**Brief:** In the listing that follows, count each line containing the string "Frequency" and report only the count.
───── Listed records ─────
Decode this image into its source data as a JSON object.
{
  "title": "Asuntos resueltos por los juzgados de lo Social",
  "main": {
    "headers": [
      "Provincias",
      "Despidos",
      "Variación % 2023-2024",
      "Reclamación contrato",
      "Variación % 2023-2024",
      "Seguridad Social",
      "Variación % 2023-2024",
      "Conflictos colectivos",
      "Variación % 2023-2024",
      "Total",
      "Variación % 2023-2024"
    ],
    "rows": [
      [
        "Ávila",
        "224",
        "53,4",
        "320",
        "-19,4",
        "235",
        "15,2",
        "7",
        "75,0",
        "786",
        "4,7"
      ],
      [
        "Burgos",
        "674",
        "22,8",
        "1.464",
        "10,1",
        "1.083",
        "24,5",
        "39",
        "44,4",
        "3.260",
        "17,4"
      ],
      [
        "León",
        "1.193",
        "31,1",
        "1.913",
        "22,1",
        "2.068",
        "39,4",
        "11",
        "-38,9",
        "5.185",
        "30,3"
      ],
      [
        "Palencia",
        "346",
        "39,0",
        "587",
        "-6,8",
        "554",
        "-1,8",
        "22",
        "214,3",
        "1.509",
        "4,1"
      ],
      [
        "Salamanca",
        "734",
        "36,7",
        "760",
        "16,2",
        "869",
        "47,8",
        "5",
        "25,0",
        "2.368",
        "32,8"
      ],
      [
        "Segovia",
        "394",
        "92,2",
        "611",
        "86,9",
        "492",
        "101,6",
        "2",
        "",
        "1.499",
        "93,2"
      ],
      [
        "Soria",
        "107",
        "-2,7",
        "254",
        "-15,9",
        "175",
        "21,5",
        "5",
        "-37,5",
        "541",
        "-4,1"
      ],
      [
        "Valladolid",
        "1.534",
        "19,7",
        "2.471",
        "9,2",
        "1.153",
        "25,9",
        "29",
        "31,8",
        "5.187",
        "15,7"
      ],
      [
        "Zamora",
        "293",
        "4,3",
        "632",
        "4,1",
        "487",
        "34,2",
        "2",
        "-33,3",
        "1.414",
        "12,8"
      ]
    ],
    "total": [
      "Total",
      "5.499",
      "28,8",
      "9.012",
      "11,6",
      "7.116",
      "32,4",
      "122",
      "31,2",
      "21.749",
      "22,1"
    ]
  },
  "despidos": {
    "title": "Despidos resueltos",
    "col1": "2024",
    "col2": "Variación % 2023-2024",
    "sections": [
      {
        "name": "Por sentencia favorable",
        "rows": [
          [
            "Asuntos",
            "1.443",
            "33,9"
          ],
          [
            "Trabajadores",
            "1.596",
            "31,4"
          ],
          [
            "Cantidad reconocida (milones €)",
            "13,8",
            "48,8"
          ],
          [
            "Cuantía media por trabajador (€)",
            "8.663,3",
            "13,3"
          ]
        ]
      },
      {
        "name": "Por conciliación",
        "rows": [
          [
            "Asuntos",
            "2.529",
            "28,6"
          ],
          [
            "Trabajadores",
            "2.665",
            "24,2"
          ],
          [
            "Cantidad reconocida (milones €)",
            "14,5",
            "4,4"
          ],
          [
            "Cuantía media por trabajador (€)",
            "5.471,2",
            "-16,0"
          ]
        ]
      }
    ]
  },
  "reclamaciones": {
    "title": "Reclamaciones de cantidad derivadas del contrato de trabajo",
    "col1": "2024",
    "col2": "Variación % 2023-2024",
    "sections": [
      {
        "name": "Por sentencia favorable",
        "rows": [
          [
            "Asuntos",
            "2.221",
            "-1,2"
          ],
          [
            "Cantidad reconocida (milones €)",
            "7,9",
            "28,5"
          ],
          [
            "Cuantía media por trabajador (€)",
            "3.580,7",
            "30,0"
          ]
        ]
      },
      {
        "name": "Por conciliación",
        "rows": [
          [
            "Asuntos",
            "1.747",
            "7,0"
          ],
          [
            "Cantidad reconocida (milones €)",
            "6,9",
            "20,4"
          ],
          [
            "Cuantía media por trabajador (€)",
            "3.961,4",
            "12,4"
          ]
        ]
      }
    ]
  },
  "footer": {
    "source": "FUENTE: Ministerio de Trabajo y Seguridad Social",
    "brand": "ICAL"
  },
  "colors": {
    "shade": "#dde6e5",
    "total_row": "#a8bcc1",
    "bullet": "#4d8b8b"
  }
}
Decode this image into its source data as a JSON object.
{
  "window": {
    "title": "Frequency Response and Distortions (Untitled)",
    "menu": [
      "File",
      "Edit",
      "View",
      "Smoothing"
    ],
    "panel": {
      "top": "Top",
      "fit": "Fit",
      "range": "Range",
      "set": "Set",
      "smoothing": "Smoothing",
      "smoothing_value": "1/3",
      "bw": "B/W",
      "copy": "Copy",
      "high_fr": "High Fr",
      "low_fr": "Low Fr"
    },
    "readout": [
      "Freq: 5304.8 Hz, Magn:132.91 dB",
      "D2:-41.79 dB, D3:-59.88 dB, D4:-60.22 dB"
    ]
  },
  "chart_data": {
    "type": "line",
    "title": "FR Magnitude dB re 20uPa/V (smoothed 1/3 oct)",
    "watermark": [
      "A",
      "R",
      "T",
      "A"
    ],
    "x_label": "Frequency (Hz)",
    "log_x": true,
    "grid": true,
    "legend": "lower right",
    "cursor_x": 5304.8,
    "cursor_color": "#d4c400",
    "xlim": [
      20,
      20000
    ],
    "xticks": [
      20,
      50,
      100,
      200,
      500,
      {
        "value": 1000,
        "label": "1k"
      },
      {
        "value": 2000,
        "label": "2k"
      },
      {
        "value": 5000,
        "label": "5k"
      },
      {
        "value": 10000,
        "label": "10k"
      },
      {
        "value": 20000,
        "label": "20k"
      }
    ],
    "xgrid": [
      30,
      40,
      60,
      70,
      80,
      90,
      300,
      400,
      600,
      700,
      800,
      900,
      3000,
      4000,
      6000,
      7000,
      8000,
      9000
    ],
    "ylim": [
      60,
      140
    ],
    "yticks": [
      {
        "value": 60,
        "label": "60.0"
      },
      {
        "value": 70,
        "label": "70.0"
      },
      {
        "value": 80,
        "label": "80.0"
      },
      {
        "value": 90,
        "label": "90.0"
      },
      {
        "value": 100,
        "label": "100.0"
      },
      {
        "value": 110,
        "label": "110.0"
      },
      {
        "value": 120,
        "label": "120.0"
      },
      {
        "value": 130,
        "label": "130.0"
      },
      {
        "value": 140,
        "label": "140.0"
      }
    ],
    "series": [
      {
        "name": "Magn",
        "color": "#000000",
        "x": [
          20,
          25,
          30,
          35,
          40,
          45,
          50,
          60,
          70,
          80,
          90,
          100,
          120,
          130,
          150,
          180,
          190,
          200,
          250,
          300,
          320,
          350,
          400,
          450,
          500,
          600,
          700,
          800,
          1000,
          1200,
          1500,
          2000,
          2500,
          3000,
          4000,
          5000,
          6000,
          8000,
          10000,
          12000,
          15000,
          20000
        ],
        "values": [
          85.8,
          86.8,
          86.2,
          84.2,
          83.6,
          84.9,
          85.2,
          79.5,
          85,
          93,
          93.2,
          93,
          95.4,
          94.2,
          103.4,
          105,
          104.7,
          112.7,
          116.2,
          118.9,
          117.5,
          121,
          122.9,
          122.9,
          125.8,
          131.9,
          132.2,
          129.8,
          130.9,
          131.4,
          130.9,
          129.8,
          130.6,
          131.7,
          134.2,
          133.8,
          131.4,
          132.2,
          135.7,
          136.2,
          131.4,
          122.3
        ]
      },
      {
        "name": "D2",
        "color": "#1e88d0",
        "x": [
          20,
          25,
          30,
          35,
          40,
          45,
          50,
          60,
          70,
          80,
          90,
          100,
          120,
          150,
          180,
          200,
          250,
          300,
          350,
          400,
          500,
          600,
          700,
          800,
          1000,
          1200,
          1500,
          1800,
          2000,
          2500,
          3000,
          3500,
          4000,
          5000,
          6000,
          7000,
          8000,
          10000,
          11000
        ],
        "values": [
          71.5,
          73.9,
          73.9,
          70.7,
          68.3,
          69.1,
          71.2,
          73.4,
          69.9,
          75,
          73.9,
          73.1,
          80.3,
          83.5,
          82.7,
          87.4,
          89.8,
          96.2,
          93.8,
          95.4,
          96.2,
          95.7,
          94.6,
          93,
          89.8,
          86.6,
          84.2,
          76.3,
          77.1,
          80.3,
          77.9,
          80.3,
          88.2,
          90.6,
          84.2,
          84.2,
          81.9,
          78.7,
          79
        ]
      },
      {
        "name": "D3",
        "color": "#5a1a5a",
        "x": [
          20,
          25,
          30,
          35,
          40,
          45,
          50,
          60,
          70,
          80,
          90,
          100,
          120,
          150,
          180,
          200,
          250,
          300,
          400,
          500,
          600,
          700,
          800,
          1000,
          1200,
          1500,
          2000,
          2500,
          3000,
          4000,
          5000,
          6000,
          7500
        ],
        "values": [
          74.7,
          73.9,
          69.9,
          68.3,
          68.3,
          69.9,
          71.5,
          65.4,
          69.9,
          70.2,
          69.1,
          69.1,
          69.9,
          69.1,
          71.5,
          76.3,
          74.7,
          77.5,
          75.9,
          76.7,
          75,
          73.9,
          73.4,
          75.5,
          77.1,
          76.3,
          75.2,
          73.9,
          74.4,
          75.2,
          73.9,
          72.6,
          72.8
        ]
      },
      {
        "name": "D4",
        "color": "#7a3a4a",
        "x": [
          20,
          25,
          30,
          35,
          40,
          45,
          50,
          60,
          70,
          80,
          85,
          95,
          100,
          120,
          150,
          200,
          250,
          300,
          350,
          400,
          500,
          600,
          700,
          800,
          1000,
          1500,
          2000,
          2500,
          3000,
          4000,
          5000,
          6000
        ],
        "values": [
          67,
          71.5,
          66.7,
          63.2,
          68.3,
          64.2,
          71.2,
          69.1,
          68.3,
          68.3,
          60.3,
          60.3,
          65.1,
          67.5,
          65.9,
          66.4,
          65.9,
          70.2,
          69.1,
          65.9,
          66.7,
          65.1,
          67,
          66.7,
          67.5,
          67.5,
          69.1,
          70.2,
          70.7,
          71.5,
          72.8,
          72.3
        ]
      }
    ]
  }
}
─────
**Result of the task:** 2